▶ [WORK TO BE COMPLETED]: In the material below, find all lines with the string "this" and copy them.

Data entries
-*-

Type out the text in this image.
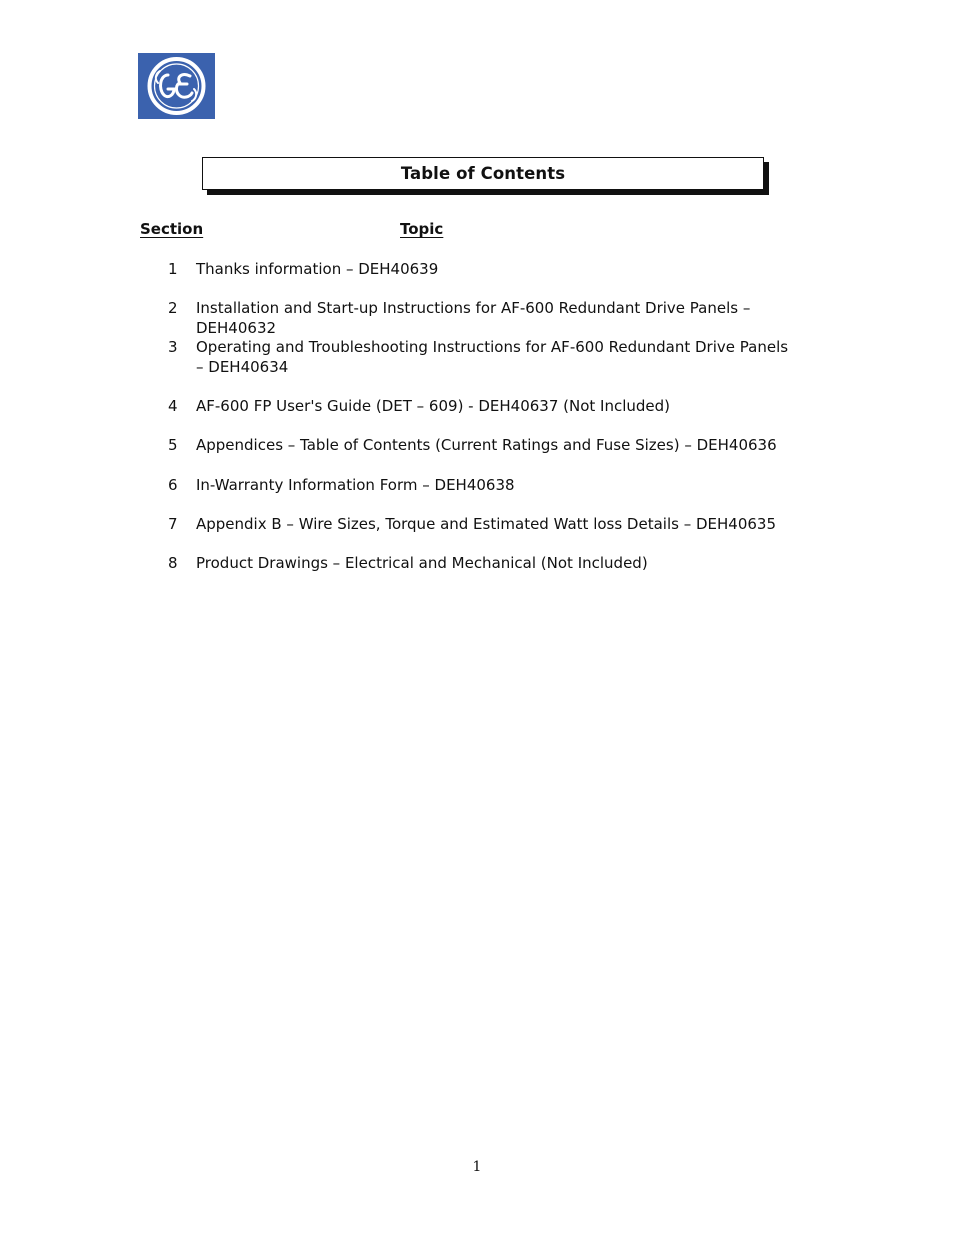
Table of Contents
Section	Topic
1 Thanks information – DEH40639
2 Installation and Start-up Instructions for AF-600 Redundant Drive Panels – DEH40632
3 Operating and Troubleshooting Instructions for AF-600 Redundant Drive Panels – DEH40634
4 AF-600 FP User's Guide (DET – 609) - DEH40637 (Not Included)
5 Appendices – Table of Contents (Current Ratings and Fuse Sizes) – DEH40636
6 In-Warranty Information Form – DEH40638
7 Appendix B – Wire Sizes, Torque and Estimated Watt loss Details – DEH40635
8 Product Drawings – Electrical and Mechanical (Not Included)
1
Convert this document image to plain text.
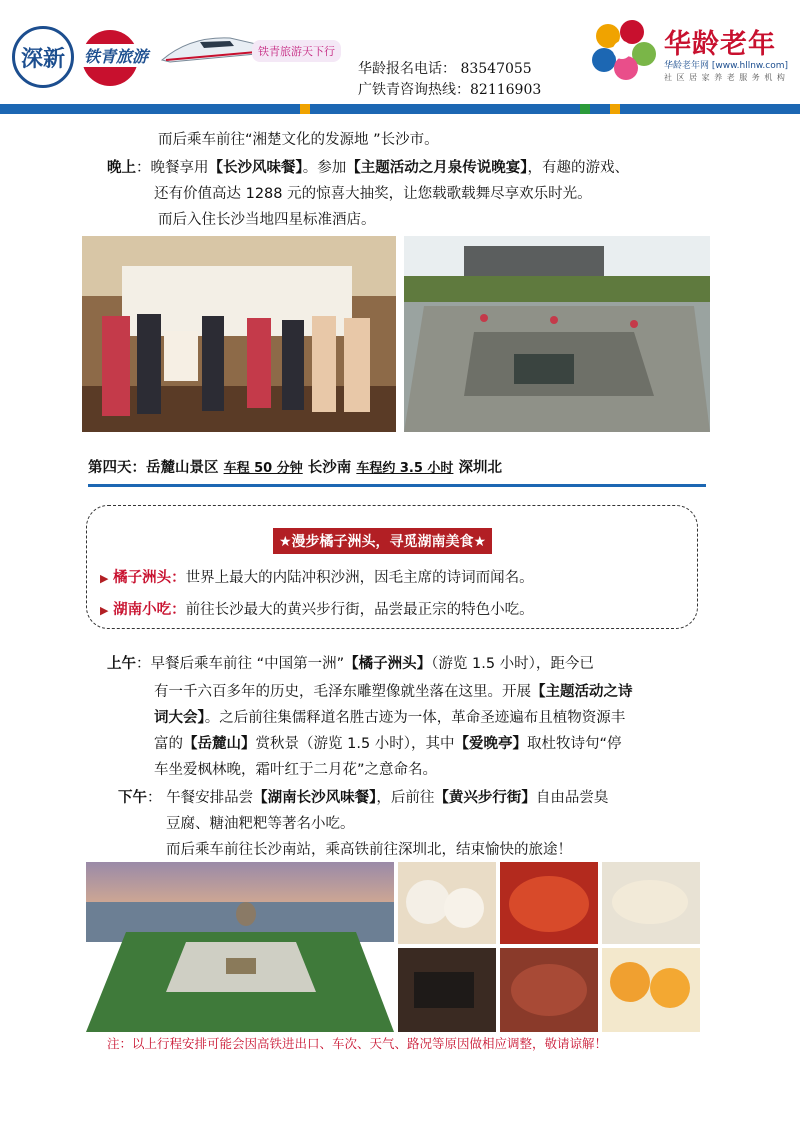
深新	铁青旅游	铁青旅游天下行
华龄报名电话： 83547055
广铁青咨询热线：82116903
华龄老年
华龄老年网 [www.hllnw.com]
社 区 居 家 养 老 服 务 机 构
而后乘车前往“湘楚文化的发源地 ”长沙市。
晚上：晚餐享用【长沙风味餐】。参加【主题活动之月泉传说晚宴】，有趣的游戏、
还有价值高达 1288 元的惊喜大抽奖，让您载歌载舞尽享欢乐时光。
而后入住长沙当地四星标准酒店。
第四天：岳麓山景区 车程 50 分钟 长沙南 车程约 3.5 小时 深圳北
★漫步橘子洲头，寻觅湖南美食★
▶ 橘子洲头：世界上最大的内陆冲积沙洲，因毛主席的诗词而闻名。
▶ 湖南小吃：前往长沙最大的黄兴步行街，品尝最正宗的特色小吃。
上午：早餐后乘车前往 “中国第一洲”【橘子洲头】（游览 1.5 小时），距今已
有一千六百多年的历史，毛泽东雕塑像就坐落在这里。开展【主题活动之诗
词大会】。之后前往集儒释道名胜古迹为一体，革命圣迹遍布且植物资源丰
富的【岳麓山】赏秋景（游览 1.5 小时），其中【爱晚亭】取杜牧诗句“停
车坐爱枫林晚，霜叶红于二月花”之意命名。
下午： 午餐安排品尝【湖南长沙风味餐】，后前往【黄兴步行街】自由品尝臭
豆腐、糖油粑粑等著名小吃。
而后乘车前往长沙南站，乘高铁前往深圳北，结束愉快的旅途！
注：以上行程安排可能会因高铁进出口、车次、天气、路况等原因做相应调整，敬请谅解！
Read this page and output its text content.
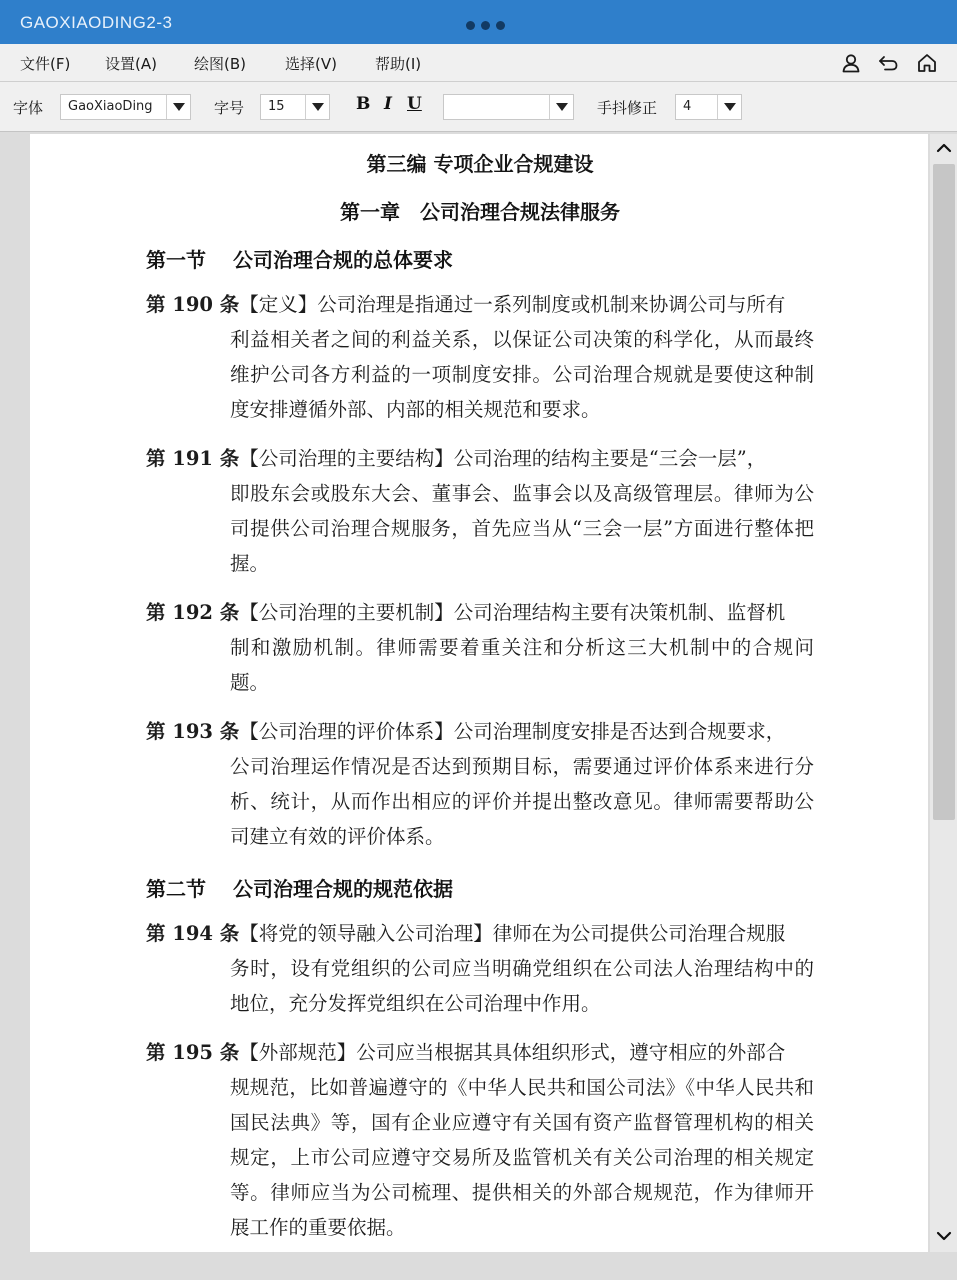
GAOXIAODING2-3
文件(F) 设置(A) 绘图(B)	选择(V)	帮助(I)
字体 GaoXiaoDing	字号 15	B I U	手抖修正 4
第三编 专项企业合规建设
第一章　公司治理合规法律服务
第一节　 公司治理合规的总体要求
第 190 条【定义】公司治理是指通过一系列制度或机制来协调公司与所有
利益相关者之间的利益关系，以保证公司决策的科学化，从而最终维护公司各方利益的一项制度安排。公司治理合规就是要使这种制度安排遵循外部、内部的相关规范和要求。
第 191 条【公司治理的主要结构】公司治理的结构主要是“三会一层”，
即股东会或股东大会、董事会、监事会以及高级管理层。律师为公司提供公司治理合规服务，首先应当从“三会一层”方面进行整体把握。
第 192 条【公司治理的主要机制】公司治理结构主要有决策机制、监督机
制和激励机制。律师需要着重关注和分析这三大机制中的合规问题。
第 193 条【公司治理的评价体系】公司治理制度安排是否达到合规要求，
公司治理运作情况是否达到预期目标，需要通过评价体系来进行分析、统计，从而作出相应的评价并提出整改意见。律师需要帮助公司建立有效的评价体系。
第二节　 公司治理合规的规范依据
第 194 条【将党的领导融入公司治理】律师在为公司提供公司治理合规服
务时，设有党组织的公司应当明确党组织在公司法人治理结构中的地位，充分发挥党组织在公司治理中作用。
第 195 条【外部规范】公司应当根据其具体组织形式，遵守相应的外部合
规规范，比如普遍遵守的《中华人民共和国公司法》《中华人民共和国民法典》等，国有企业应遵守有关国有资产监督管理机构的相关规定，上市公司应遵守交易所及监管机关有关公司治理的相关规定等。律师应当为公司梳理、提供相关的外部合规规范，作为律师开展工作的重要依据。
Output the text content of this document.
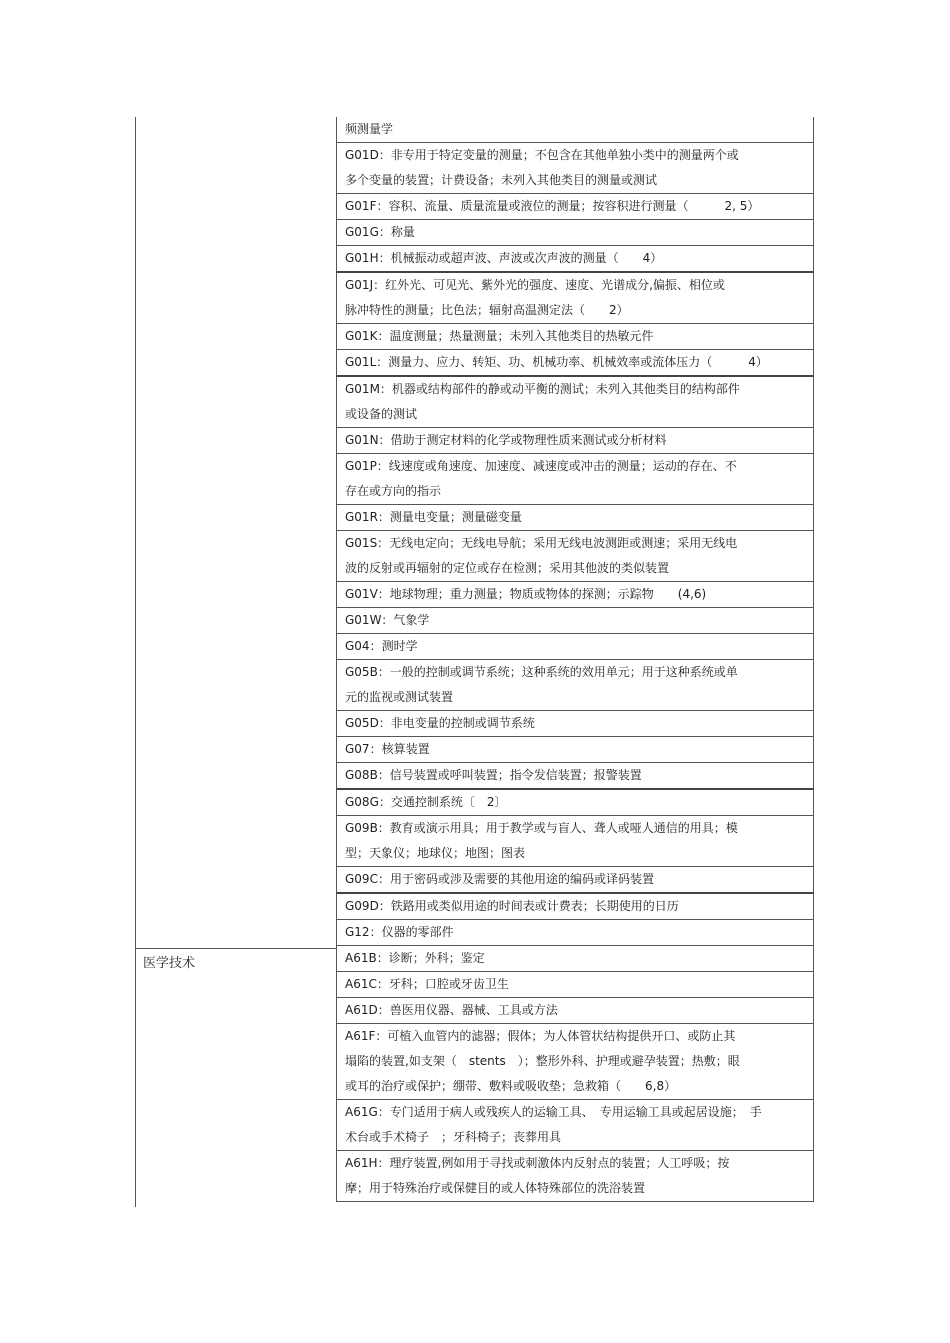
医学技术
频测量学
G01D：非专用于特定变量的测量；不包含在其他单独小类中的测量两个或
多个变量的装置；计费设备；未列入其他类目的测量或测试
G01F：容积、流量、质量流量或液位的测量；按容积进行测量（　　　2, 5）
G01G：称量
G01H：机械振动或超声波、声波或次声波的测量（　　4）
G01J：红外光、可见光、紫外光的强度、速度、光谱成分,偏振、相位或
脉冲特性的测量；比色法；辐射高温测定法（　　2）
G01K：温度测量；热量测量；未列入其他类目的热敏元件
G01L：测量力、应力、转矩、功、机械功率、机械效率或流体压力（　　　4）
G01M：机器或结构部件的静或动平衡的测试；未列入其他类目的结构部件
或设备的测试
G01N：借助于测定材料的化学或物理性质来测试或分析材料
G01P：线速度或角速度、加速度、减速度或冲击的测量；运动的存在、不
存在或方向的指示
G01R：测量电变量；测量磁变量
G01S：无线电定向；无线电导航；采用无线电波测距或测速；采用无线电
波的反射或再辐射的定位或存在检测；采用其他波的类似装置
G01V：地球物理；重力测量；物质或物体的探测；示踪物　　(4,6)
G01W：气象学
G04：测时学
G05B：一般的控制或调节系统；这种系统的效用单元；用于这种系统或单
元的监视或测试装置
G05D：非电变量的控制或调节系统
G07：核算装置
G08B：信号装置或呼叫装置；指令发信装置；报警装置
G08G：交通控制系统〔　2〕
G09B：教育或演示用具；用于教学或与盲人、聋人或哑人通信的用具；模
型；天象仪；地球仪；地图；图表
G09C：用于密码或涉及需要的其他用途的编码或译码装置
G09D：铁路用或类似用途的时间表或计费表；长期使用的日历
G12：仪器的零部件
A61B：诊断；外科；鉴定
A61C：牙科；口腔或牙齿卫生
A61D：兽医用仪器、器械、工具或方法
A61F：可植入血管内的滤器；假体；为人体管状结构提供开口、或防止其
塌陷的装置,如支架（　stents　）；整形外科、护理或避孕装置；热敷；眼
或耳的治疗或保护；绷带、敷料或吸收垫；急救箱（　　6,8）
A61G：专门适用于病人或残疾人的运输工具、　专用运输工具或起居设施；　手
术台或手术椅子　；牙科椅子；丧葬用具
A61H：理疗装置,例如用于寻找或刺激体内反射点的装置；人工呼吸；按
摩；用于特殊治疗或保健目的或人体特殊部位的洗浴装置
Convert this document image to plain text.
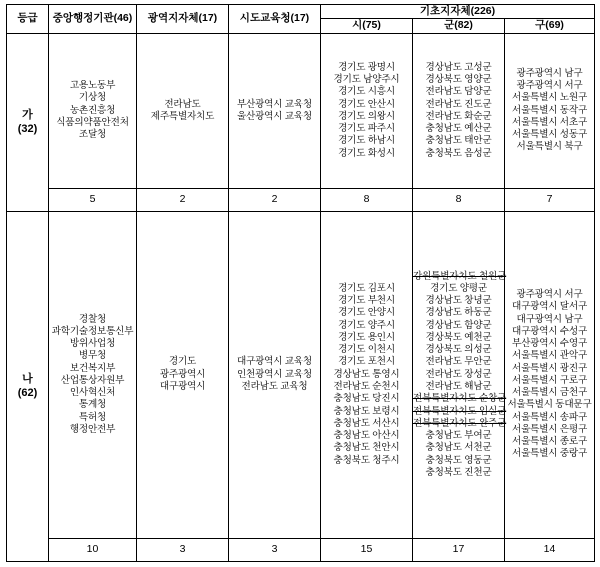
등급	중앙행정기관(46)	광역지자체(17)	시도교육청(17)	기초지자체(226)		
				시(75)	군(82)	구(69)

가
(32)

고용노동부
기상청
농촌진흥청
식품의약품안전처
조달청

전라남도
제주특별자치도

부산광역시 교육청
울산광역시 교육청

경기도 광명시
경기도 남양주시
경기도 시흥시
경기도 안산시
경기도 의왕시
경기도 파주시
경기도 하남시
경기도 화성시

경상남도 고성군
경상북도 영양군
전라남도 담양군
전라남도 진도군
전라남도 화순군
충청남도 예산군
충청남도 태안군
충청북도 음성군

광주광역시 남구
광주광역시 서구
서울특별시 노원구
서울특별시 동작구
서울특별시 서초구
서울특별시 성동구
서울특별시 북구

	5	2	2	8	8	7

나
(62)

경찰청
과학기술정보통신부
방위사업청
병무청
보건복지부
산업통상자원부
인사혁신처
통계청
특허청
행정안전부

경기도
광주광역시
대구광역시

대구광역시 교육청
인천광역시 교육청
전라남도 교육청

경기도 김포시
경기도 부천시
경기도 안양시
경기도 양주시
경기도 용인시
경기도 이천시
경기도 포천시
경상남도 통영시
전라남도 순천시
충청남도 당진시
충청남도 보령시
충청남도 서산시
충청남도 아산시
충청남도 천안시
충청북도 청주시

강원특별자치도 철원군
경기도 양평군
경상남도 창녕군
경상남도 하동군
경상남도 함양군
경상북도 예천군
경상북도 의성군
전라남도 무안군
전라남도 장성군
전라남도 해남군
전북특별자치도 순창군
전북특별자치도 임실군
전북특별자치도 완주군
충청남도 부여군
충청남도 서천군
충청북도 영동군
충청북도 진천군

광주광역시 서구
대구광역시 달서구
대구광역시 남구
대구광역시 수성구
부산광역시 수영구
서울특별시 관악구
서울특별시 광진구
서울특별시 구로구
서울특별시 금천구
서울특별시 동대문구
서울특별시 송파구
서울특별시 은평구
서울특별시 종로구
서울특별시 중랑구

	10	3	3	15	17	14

-*-

▶ [FINISHED EXERCISE]:
Type out the text in this image.
Convert this document image to plain text.
Read this page and output its text content.
Output the text content of this document.
Convert this document image to plain text.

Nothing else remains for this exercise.